- [The problem]: Copy out the lines of the material verbatim, from its first line through the line that contains "361, 504, 382]", with both ends included.

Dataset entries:

==============================

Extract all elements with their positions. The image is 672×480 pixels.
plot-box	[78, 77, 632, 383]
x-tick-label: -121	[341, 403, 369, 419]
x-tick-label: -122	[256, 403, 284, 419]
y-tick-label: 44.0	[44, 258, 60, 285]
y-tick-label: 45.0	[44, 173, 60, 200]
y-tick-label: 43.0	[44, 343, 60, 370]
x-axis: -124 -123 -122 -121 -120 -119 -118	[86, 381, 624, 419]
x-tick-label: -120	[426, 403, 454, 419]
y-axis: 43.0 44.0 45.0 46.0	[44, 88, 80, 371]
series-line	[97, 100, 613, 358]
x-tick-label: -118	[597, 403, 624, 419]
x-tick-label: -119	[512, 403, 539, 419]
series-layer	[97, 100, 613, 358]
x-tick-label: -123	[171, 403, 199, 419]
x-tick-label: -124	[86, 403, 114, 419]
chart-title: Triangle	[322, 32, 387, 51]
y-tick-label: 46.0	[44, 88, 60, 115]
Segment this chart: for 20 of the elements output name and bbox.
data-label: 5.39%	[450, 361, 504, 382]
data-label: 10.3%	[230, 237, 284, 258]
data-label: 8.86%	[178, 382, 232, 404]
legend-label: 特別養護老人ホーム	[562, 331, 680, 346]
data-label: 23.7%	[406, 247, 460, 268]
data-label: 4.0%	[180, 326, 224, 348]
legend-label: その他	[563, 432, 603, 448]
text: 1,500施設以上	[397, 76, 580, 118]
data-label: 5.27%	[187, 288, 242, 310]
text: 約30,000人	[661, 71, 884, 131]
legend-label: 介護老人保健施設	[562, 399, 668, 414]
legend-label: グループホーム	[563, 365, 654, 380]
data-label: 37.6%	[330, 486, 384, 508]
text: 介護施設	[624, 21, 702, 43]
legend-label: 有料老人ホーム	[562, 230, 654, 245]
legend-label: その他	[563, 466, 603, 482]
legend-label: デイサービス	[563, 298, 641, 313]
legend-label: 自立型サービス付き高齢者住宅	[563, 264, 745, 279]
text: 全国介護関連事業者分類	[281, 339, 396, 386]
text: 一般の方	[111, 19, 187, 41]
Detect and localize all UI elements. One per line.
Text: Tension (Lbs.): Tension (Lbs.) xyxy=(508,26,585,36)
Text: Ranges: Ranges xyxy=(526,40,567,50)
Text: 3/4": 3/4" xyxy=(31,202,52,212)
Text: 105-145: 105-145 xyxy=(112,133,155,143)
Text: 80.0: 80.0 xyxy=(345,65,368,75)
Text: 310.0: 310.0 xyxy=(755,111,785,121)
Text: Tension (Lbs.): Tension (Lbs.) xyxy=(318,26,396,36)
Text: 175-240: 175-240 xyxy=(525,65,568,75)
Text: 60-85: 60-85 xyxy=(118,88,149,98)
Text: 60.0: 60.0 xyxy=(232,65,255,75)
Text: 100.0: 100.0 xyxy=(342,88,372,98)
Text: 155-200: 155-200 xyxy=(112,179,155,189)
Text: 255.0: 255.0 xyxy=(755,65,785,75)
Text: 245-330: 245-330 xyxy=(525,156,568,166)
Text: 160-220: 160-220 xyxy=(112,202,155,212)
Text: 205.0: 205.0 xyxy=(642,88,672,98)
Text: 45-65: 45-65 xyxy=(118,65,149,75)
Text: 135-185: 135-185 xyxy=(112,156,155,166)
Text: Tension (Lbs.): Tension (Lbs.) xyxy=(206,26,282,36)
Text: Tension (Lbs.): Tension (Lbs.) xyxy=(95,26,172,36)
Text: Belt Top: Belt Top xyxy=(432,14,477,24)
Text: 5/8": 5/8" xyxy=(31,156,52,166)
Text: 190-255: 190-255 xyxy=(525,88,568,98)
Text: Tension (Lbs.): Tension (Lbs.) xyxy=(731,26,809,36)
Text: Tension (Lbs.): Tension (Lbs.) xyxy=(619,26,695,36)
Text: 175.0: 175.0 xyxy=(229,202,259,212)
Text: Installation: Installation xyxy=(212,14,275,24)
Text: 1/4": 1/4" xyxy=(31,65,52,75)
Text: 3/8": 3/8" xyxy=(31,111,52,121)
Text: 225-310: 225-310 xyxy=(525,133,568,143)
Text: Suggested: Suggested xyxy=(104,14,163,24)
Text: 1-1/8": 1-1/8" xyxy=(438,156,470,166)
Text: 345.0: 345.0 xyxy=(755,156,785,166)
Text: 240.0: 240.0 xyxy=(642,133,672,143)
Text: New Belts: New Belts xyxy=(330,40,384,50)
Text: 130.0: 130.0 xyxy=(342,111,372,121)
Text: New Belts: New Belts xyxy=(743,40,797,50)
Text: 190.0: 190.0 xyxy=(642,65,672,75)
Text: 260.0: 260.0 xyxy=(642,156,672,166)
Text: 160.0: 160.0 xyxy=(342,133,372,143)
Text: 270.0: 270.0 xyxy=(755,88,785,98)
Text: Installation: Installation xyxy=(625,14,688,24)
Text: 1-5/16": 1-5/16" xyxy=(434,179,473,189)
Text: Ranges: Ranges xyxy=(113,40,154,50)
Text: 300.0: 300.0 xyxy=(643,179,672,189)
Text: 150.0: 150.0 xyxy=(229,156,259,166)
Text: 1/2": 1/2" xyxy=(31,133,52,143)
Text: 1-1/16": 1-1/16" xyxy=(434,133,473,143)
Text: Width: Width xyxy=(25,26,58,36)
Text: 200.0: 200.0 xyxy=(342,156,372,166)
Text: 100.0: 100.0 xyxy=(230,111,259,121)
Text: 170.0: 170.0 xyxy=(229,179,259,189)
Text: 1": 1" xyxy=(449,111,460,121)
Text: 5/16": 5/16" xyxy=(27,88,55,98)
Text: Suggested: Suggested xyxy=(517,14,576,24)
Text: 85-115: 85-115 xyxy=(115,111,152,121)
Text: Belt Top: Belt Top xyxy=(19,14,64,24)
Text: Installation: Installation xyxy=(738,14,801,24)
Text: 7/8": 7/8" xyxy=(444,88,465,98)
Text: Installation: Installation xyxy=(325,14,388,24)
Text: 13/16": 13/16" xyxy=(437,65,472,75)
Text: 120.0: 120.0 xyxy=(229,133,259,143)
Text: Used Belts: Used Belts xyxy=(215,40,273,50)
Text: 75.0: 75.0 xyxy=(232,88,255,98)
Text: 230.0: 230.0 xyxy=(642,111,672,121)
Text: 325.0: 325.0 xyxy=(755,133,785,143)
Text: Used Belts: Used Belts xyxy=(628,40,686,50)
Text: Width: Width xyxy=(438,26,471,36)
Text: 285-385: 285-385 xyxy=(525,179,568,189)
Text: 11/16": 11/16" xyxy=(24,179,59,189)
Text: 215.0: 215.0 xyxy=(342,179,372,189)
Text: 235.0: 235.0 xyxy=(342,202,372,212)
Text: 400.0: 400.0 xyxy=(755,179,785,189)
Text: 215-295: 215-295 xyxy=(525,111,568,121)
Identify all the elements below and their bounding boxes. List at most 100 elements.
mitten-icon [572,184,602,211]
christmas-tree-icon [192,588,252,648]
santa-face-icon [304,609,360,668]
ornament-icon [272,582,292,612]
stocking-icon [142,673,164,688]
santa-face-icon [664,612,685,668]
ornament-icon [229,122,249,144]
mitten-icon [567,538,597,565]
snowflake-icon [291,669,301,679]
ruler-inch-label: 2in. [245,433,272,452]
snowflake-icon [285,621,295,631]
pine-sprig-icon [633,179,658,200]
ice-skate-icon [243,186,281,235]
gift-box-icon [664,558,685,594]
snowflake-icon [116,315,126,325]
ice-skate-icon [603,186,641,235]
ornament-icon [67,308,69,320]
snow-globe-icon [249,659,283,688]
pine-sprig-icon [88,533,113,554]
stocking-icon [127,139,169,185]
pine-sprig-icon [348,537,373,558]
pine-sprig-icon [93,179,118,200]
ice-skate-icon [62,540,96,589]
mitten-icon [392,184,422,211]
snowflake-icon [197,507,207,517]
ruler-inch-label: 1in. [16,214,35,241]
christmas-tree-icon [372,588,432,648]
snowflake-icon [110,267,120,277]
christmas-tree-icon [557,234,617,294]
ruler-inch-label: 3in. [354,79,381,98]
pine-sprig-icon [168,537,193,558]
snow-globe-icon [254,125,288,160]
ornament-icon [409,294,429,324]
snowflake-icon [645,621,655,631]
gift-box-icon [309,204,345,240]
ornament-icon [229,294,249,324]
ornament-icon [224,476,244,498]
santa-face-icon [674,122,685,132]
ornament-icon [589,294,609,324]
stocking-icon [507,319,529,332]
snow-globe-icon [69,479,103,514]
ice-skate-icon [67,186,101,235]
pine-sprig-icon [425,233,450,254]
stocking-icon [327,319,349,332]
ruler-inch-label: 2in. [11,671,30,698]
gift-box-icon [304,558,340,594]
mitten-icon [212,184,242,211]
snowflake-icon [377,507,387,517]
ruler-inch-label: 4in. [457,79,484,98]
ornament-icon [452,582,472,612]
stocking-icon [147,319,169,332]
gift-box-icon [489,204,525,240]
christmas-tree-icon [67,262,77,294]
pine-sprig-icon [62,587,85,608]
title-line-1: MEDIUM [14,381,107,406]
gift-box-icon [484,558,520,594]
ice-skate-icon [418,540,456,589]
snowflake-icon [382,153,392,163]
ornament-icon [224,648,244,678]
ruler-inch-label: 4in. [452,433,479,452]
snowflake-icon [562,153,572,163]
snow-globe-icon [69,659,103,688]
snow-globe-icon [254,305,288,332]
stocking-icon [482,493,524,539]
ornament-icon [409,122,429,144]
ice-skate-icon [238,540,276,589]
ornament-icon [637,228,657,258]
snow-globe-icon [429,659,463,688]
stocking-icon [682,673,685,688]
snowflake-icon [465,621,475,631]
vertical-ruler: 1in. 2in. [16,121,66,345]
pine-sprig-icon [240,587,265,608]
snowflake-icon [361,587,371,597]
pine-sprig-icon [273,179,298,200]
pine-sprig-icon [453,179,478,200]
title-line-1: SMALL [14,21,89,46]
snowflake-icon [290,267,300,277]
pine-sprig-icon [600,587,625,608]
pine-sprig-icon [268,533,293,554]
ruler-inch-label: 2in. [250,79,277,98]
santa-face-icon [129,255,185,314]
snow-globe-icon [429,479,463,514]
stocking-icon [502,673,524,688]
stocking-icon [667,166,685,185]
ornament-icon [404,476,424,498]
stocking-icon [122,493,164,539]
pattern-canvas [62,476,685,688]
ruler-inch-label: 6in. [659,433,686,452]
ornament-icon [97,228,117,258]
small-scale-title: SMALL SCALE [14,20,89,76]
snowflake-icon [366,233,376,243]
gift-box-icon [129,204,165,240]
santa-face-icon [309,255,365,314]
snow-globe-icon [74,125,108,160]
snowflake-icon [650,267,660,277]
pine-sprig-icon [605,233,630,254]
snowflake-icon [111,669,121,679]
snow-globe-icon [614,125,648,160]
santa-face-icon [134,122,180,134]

==============================

- [Response to the exercise]:
Extract all elements with their positions. The image is 672×480 pixels.
plot-box	[78, 77, 632, 383]
x-tick-label: -121	[341, 403, 369, 419]
x-tick-label: -122	[256, 403, 284, 419]
y-tick-label: 44.0	[44, 258, 60, 285]
y-tick-label: 45.0	[44, 173, 60, 200]
y-tick-label: 43.0	[44, 343, 60, 370]
x-axis: -124 -123 -122 -121 -120 -119 -118	[86, 381, 624, 419]
x-tick-label: -120	[426, 403, 454, 419]
y-axis: 43.0 44.0 45.0 46.0	[44, 88, 80, 371]
series-line	[97, 100, 613, 358]
x-tick-label: -118	[597, 403, 624, 419]
x-tick-label: -119	[512, 403, 539, 419]
series-layer	[97, 100, 613, 358]
x-tick-label: -123	[171, 403, 199, 419]
x-tick-label: -124	[86, 403, 114, 419]
chart-title: Triangle	[322, 32, 387, 51]
y-tick-label: 46.0	[44, 88, 60, 115]
Segment this chart: for 20 of the elements output name and bbox.
data-label: 5.39%	[450, 361, 504, 382]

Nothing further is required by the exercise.